── Excerpted data ──

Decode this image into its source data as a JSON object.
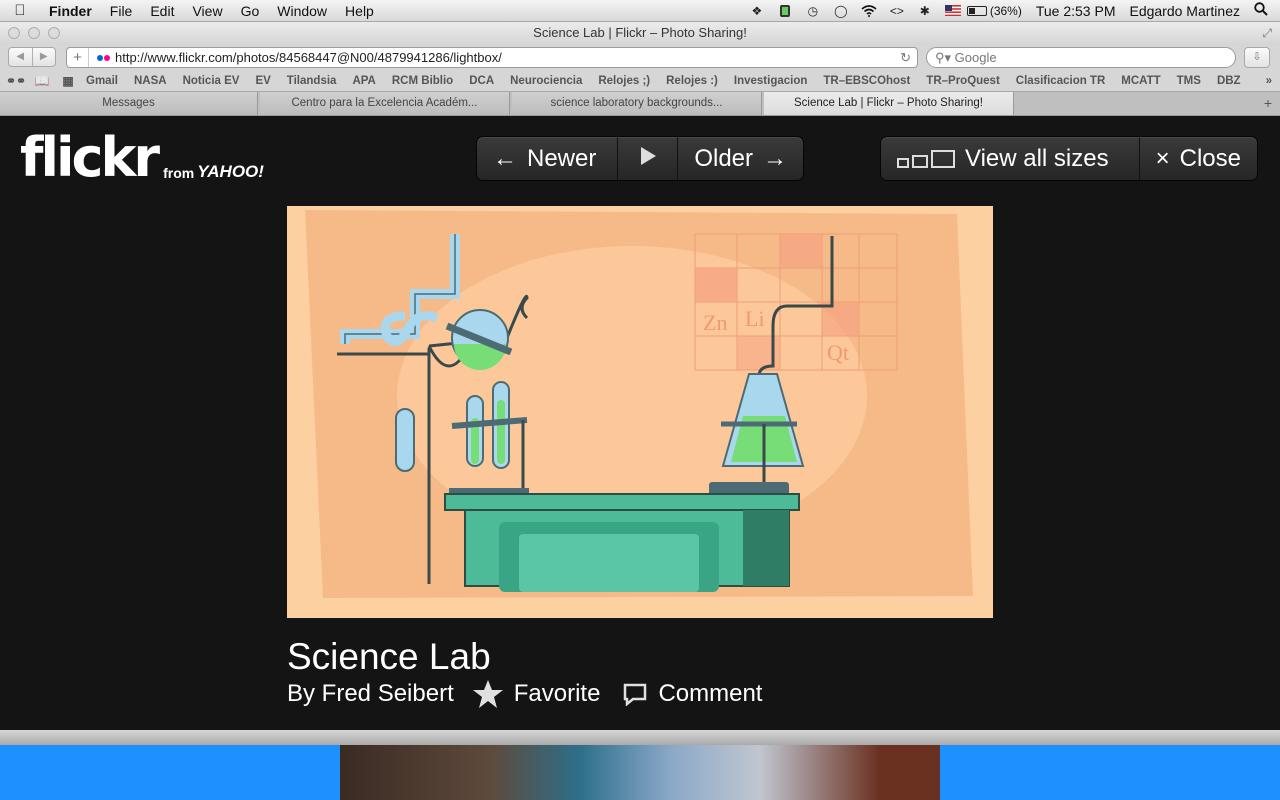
{
  "menubar": {
    "app": "Finder",
    "items": [
      "File",
      "Edit",
      "View",
      "Go",
      "Window",
      "Help"
    ],
    "battery": "(36%)",
    "battery_level": 0.36,
    "clock": "Tue 2:53 PM",
    "user": "Edgardo Martinez",
    "status_icons": [
      "dropbox-icon",
      "evernote-icon",
      "timemachine-icon",
      "sync-icon",
      "wifi-icon",
      "code-icon",
      "bluetooth-icon",
      "flag-us-icon"
    ]
  },
  "window": {
    "title": "Science Lab | Flickr – Photo Sharing!",
    "url": "http://www.flickr.com/photos/84568447@N00/4879941286/lightbox/",
    "search_placeholder": "Google"
  },
  "bookmarks": [
    "Gmail",
    "NASA",
    "Noticia EV",
    "EV",
    "Tilandsia",
    "APA",
    "RCM Biblio",
    "DCA",
    "Neurociencia",
    "Relojes ;)",
    "Relojes :)",
    "Investigacion",
    "TR–EBSCOhost",
    "TR–ProQuest",
    "Clasificacion TR",
    "MCATT",
    "TMS",
    "DBZ"
  ],
  "tabs": [
    {
      "label": "Messages",
      "active": false
    },
    {
      "label": "Centro para la Excelencia Académ...",
      "active": false
    },
    {
      "label": "science laboratory backgrounds...",
      "active": false
    },
    {
      "label": "Science Lab | Flickr – Photo Sharing!",
      "active": true
    }
  ],
  "flickr": {
    "logo": "flickr",
    "logo_from": "from",
    "logo_yahoo": "YAHOO!",
    "nav": {
      "newer": "Newer",
      "older": "Older"
    },
    "sizes": {
      "view_all": "View all sizes",
      "close": "Close"
    },
    "photo": {
      "title": "Science Lab",
      "byline": "By Fred Seibert",
      "favorite": "Favorite",
      "comment": "Comment",
      "chart_labels": [
        "Zn",
        "Li",
        "Qt"
      ]
    }
  },
  "colors": {
    "lightbox_bg": "#141414",
    "desktop": "#1e90ff",
    "photo_bg": "#fcd0a1",
    "lab_table": "#4dbb98"
  }
}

───

To do —
All lines in the data that contain the word "title" should be copied.

Exercise output —
    "title": "Science Lab | Flickr – Photo Sharing!",
      "title": "Science Lab",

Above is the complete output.